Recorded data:
******
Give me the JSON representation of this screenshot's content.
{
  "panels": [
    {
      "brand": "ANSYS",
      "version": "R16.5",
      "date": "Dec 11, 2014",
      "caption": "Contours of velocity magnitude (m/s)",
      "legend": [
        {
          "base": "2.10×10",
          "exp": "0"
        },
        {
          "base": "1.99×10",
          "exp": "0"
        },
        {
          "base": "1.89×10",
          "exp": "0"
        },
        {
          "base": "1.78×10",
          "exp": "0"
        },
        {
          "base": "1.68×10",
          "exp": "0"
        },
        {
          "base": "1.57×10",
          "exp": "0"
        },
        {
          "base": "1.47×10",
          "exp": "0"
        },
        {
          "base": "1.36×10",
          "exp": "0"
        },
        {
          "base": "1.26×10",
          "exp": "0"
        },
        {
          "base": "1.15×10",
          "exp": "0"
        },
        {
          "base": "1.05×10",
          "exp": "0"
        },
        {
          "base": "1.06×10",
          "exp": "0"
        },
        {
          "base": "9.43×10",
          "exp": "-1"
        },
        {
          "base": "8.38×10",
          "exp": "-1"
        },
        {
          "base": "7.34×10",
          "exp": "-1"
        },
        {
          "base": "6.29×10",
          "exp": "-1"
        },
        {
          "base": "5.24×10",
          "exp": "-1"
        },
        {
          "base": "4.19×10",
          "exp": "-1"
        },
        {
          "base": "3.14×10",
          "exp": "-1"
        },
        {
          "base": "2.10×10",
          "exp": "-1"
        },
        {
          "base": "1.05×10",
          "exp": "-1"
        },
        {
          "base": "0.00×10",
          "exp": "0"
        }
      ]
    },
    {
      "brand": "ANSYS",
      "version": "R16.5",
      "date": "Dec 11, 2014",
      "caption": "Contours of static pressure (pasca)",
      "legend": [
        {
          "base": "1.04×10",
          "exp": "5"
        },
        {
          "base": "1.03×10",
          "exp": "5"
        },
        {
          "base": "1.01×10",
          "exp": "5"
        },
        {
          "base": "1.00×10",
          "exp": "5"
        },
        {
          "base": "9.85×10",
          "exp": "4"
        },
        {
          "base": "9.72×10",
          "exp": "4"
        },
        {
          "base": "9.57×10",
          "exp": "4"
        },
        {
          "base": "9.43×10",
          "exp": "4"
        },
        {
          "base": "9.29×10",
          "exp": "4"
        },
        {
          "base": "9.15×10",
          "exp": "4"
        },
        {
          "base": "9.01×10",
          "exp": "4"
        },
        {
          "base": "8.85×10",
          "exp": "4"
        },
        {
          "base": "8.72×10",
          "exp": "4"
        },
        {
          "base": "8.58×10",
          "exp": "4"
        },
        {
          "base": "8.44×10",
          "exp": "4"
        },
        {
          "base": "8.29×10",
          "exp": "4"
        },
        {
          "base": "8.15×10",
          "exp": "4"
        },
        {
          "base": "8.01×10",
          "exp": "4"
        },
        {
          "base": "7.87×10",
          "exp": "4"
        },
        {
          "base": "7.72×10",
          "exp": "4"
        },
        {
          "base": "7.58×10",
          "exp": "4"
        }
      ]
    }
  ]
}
******
WHAT YOU ARE ASKED TO DO: Go through the data and return every record exactly.

FINAL RESULT:
Give me the JSON representation of this screenshot's content.
{
  "panels": [
    {
      "brand": "ANSYS",
      "version": "R16.5",
      "date": "Dec 11, 2014",
      "caption": "Contours of velocity magnitude (m/s)",
      "legend": [
        {
          "base": "2.10×10",
          "exp": "0"
        },
        {
          "base": "1.99×10",
          "exp": "0"
        },
        {
          "base": "1.89×10",
          "exp": "0"
        },
        {
          "base": "1.78×10",
          "exp": "0"
        },
        {
          "base": "1.68×10",
          "exp": "0"
        },
        {
          "base": "1.57×10",
          "exp": "0"
        },
        {
          "base": "1.47×10",
          "exp": "0"
        },
        {
          "base": "1.36×10",
          "exp": "0"
        },
        {
          "base": "1.26×10",
          "exp": "0"
        },
        {
          "base": "1.15×10",
          "exp": "0"
        },
        {
          "base": "1.05×10",
          "exp": "0"
        },
        {
          "base": "1.06×10",
          "exp": "0"
        },
        {
          "base": "9.43×10",
          "exp": "-1"
        },
        {
          "base": "8.38×10",
          "exp": "-1"
        },
        {
          "base": "7.34×10",
          "exp": "-1"
        },
        {
          "base": "6.29×10",
          "exp": "-1"
        },
        {
          "base": "5.24×10",
          "exp": "-1"
        },
        {
          "base": "4.19×10",
          "exp": "-1"
        },
        {
          "base": "3.14×10",
          "exp": "-1"
        },
        {
          "base": "2.10×10",
          "exp": "-1"
        },
        {
          "base": "1.05×10",
          "exp": "-1"
        },
        {
          "base": "0.00×10",
          "exp": "0"
        }
      ]
    },
    {
      "brand": "ANSYS",
      "version": "R16.5",
      "date": "Dec 11, 2014",
      "caption": "Contours of static pressure (pasca)",
      "legend": [
        {
          "base": "1.04×10",
          "exp": "5"
        },
        {
          "base": "1.03×10",
          "exp": "5"
        },
        {
          "base": "1.01×10",
          "exp": "5"
        },
        {
          "base": "1.00×10",
          "exp": "5"
        },
        {
          "base": "9.85×10",
          "exp": "4"
        },
        {
          "base": "9.72×10",
          "exp": "4"
        },
        {
          "base": "9.57×10",
          "exp": "4"
        },
        {
          "base": "9.43×10",
          "exp": "4"
        },
        {
          "base": "9.29×10",
          "exp": "4"
        },
        {
          "base": "9.15×10",
          "exp": "4"
        },
        {
          "base": "9.01×10",
          "exp": "4"
        },
        {
          "base": "8.85×10",
          "exp": "4"
        },
        {
          "base": "8.72×10",
          "exp": "4"
        },
        {
          "base": "8.58×10",
          "exp": "4"
        },
        {
          "base": "8.44×10",
          "exp": "4"
        },
        {
          "base": "8.29×10",
          "exp": "4"
        },
        {
          "base": "8.15×10",
          "exp": "4"
        },
        {
          "base": "8.01×10",
          "exp": "4"
        },
        {
          "base": "7.87×10",
          "exp": "4"
        },
        {
          "base": "7.72×10",
          "exp": "4"
        },
        {
          "base": "7.58×10",
          "exp": "4"
        }
      ]
    }
  ]
}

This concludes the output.